• _What this task involves_:
For each line of the data below that holds "produce", copy the line.

• _Stored records_:
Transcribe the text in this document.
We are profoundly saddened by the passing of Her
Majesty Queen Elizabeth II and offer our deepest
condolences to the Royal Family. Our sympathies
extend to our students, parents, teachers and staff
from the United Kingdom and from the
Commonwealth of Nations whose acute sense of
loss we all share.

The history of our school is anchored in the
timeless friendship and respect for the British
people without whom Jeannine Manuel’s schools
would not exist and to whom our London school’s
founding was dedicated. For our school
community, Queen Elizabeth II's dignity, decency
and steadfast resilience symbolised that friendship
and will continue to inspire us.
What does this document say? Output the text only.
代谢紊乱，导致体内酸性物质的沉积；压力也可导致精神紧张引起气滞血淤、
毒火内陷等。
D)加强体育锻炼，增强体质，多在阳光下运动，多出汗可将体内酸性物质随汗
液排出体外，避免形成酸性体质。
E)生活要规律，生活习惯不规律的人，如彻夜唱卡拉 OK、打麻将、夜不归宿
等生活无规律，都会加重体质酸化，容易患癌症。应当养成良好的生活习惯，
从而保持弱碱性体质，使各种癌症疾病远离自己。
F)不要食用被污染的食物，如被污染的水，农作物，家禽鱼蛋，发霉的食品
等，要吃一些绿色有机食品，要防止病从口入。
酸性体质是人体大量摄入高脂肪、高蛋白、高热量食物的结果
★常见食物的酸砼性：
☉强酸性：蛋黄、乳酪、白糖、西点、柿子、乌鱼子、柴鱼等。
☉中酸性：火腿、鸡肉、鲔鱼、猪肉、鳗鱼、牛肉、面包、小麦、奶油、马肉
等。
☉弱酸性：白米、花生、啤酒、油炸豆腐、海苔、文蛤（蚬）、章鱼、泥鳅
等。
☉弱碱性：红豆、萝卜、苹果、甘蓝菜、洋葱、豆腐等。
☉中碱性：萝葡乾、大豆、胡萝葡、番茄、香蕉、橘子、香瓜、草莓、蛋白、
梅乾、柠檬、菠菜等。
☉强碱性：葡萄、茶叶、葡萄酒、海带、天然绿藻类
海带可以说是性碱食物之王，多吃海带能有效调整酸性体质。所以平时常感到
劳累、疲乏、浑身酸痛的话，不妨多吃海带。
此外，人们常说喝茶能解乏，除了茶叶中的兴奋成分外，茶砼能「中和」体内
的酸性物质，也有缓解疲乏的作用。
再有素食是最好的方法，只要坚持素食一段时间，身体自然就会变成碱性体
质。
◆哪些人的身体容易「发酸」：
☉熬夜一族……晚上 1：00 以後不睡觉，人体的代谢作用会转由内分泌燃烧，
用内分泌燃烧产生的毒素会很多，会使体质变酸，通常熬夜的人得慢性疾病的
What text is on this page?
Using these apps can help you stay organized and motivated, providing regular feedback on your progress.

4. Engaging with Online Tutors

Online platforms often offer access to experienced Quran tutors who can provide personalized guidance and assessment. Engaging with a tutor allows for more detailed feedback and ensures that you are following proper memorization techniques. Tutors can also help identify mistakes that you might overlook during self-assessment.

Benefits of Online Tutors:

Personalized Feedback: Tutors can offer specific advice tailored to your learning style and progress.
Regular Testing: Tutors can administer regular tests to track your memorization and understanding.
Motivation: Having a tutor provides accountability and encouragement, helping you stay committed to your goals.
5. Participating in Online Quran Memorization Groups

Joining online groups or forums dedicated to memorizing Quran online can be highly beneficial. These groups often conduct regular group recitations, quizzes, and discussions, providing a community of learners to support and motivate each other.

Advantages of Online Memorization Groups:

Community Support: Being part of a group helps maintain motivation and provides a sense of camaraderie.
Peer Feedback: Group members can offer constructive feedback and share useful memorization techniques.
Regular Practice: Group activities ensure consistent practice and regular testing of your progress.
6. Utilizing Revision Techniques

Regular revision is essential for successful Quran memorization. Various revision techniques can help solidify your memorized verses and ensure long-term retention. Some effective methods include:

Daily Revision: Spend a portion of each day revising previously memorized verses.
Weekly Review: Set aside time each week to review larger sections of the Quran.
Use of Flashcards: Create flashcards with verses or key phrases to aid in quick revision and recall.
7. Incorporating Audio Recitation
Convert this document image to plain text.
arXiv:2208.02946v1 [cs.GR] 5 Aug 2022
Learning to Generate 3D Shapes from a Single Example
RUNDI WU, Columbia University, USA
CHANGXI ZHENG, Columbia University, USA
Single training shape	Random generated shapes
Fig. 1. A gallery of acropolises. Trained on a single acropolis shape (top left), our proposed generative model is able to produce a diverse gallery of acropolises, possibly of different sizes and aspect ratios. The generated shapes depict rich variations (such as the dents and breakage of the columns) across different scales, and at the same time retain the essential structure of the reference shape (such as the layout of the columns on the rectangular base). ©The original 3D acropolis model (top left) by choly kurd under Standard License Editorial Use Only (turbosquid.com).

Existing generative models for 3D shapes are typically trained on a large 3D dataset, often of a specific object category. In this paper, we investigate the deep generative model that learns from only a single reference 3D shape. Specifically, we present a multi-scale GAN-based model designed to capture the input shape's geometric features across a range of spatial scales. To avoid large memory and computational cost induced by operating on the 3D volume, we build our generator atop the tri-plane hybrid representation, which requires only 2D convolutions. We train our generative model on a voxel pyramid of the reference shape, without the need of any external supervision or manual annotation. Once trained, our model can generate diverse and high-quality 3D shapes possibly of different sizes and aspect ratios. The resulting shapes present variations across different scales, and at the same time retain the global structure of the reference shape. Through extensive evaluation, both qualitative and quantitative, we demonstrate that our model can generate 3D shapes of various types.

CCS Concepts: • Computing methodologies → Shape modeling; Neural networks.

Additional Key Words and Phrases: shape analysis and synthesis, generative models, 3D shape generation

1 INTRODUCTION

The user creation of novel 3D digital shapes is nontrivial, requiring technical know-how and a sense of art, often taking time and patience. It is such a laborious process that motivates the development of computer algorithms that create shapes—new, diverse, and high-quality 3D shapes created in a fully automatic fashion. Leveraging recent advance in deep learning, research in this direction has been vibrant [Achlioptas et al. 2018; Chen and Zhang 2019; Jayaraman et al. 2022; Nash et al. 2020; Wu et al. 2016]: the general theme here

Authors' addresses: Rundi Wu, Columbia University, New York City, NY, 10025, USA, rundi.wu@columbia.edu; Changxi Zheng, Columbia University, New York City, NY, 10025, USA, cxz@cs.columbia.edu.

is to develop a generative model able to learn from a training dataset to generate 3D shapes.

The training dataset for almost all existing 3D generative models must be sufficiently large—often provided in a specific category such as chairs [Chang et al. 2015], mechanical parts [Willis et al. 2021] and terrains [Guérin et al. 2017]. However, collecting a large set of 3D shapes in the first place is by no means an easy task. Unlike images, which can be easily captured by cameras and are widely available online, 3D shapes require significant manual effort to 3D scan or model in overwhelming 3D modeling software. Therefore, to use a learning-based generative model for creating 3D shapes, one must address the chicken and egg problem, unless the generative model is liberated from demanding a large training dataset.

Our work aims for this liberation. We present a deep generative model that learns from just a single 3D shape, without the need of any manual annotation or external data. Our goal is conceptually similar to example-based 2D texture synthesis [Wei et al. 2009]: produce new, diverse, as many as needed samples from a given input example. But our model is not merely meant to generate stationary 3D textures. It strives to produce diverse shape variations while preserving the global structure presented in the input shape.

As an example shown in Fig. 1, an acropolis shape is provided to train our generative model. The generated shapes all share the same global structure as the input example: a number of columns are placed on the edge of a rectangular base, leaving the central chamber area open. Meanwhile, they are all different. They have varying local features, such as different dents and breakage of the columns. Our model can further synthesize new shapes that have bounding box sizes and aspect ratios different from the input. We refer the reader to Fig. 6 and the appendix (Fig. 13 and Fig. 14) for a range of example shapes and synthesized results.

• _Task answer_:
Fig. 1. A gallery of acropolises. Trained on a single acropolis shape (top left), our proposed generative model is able to produce a diverse gallery of acropolises, possibly of different sizes and aspect ratios. The generated shapes depict rich variations (such as the dents and breakage of the columns) across different scales, and at the same time retain the essential structure of the reference shape (such as the layout of the columns on the rectangular base). ©The original 3D acropolis model (top left) by choly kurd under Standard License Editorial Use Only (turbosquid.com).
Our work aims for this liberation. We present a deep generative model that learns from just a single 3D shape, without the need of any manual annotation or external data. Our goal is conceptually similar to example-based 2D texture synthesis [Wei et al. 2009]: produce new, diverse, as many as needed samples from a given input example. But our model is not merely meant to generate stationary 3D textures. It strives to produce diverse shape variations while preserving the global structure presented in the input shape.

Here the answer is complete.